To do: Look through the data below. Collect every line where the word "счет" occurs.

— Start —

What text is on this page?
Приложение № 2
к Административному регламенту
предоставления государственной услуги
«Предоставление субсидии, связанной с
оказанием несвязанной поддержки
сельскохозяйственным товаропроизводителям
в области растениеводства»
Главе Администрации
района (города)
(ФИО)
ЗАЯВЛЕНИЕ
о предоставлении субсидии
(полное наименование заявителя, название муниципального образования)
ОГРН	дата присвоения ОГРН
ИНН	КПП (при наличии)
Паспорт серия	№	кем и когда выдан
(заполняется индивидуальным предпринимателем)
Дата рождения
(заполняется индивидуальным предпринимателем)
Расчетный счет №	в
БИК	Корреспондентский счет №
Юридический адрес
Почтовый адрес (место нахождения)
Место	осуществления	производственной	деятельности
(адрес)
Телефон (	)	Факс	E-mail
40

— End —

Result of this task:
Расчетный счет №	в
БИК	Корреспондентский счет №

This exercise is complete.